Problem to solve ▸ Give the data below again exactly as written, without its pictures.
::::
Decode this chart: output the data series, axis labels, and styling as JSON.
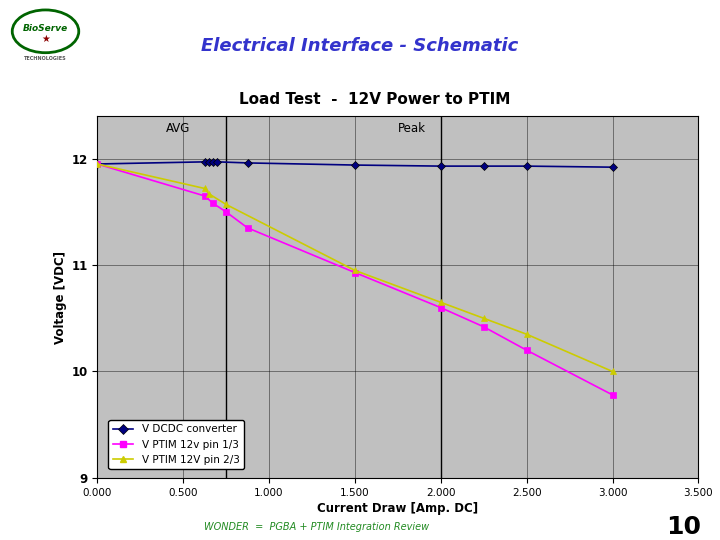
{
  "title": "Load Test  -  12V Power to PTIM",
  "xlabel": "Current Draw [Amp. DC]",
  "ylabel": "Voltage [VDC]",
  "xlim": [
    0.0,
    3.5
  ],
  "ylim": [
    9.0,
    12.4
  ],
  "xticks": [
    0.0,
    0.5,
    1.0,
    1.5,
    2.0,
    2.5,
    3.0,
    3.5
  ],
  "xtick_labels": [
    "0.000",
    "0.500",
    "1.000",
    "1.500",
    "2.000",
    "2.500",
    "3.000",
    "3.500"
  ],
  "yticks": [
    9,
    10,
    11,
    12
  ],
  "plot_bg": "#c0c0c0",
  "page_bg": "#ffffff",
  "header_title": "Electrical Interface - Schematic",
  "footer_text": "WONDER  =  PGBA + PTIM Integration Review",
  "page_number": "10",
  "series": {
    "dcdc": {
      "x": [
        0.0,
        0.625,
        0.65,
        0.675,
        0.7,
        0.875,
        1.5,
        2.0,
        2.25,
        2.5,
        3.0
      ],
      "y": [
        11.95,
        11.97,
        11.97,
        11.97,
        11.97,
        11.96,
        11.94,
        11.93,
        11.93,
        11.93,
        11.92
      ],
      "color": "#000080",
      "marker": "D",
      "label": "V DCDC converter",
      "linewidth": 1.2,
      "markersize": 4
    },
    "ptim13": {
      "x": [
        0.0,
        0.625,
        0.675,
        0.75,
        0.875,
        1.5,
        2.0,
        2.25,
        2.5,
        3.0
      ],
      "y": [
        11.95,
        11.65,
        11.58,
        11.5,
        11.35,
        10.93,
        10.6,
        10.42,
        10.2,
        9.78
      ],
      "color": "#ff00ff",
      "marker": "s",
      "label": "V PTIM 12v pin 1/3",
      "linewidth": 1.2,
      "markersize": 4
    },
    "ptim23": {
      "x": [
        0.0,
        0.625,
        0.65,
        0.75,
        1.5,
        2.0,
        2.25,
        2.5,
        3.0
      ],
      "y": [
        11.95,
        11.72,
        11.67,
        11.57,
        10.95,
        10.65,
        10.5,
        10.35,
        10.0
      ],
      "color": "#cccc00",
      "marker": "^",
      "label": "V PTIM 12V pin 2/3",
      "linewidth": 1.2,
      "markersize": 4
    }
  },
  "vline_avg": 0.75,
  "vline_peak": 2.0,
  "header_color": "#3333cc",
  "teal_stripe_color": "#008080",
  "purple_stripe_color": "#800080"
}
::::
Task output ▸
Decode this chart: output the data series, axis labels, and styling as JSON.
{
  "title": "Load Test  -  12V Power to PTIM",
  "xlabel": "Current Draw [Amp. DC]",
  "ylabel": "Voltage [VDC]",
  "xlim": [
    0.0,
    3.5
  ],
  "ylim": [
    9.0,
    12.4
  ],
  "xticks": [
    0.0,
    0.5,
    1.0,
    1.5,
    2.0,
    2.5,
    3.0,
    3.5
  ],
  "xtick_labels": [
    "0.000",
    "0.500",
    "1.000",
    "1.500",
    "2.000",
    "2.500",
    "3.000",
    "3.500"
  ],
  "yticks": [
    9,
    10,
    11,
    12
  ],
  "plot_bg": "#c0c0c0",
  "page_bg": "#ffffff",
  "header_title": "Electrical Interface - Schematic",
  "footer_text": "WONDER  =  PGBA + PTIM Integration Review",
  "page_number": "10",
  "series": {
    "dcdc": {
      "x": [
        0.0,
        0.625,
        0.65,
        0.675,
        0.7,
        0.875,
        1.5,
        2.0,
        2.25,
        2.5,
        3.0
      ],
      "y": [
        11.95,
        11.97,
        11.97,
        11.97,
        11.97,
        11.96,
        11.94,
        11.93,
        11.93,
        11.93,
        11.92
      ],
      "color": "#000080",
      "marker": "D",
      "label": "V DCDC converter",
      "linewidth": 1.2,
      "markersize": 4
    },
    "ptim13": {
      "x": [
        0.0,
        0.625,
        0.675,
        0.75,
        0.875,
        1.5,
        2.0,
        2.25,
        2.5,
        3.0
      ],
      "y": [
        11.95,
        11.65,
        11.58,
        11.5,
        11.35,
        10.93,
        10.6,
        10.42,
        10.2,
        9.78
      ],
      "color": "#ff00ff",
      "marker": "s",
      "label": "V PTIM 12v pin 1/3",
      "linewidth": 1.2,
      "markersize": 4
    },
    "ptim23": {
      "x": [
        0.0,
        0.625,
        0.65,
        0.75,
        1.5,
        2.0,
        2.25,
        2.5,
        3.0
      ],
      "y": [
        11.95,
        11.72,
        11.67,
        11.57,
        10.95,
        10.65,
        10.5,
        10.35,
        10.0
      ],
      "color": "#cccc00",
      "marker": "^",
      "label": "V PTIM 12V pin 2/3",
      "linewidth": 1.2,
      "markersize": 4
    }
  },
  "vline_avg": 0.75,
  "vline_peak": 2.0,
  "header_color": "#3333cc",
  "teal_stripe_color": "#008080",
  "purple_stripe_color": "#800080"
}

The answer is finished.